Data entries
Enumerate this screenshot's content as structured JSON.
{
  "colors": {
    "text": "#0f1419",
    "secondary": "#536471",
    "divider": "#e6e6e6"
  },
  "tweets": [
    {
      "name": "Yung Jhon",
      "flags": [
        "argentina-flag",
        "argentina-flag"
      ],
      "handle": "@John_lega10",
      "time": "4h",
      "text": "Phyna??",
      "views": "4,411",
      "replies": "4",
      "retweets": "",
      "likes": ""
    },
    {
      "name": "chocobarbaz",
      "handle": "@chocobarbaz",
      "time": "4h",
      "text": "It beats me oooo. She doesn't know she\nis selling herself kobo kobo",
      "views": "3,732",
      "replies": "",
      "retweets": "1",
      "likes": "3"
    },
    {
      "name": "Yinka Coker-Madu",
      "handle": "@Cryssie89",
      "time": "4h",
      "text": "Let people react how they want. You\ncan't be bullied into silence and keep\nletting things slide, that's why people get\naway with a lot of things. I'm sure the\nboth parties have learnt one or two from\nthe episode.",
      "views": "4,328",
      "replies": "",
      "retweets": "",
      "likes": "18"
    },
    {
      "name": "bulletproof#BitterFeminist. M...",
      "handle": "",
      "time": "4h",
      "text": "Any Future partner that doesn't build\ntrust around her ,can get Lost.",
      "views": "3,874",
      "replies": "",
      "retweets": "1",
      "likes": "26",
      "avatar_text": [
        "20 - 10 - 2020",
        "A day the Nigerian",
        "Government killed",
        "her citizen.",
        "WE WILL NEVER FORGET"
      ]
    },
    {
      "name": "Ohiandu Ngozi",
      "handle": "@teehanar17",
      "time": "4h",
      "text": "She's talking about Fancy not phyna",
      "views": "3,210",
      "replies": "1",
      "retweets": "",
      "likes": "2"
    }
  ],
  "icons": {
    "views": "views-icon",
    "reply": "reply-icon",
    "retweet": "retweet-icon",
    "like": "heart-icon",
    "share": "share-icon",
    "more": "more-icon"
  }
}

Directions for this task
Scan the listing above and identify each line holding the string "that"; copy every such line.

The result
      "text": "Let people react how they want. You\ncan't be bullied into silence and keep\nletting things slide, that's why people get\naway with a lot of things. I'm sure the\nboth parties have learnt one or two from\nthe episode.",
      "text": "Any Future partner that doesn't build\ntrust around her ,can get Lost.",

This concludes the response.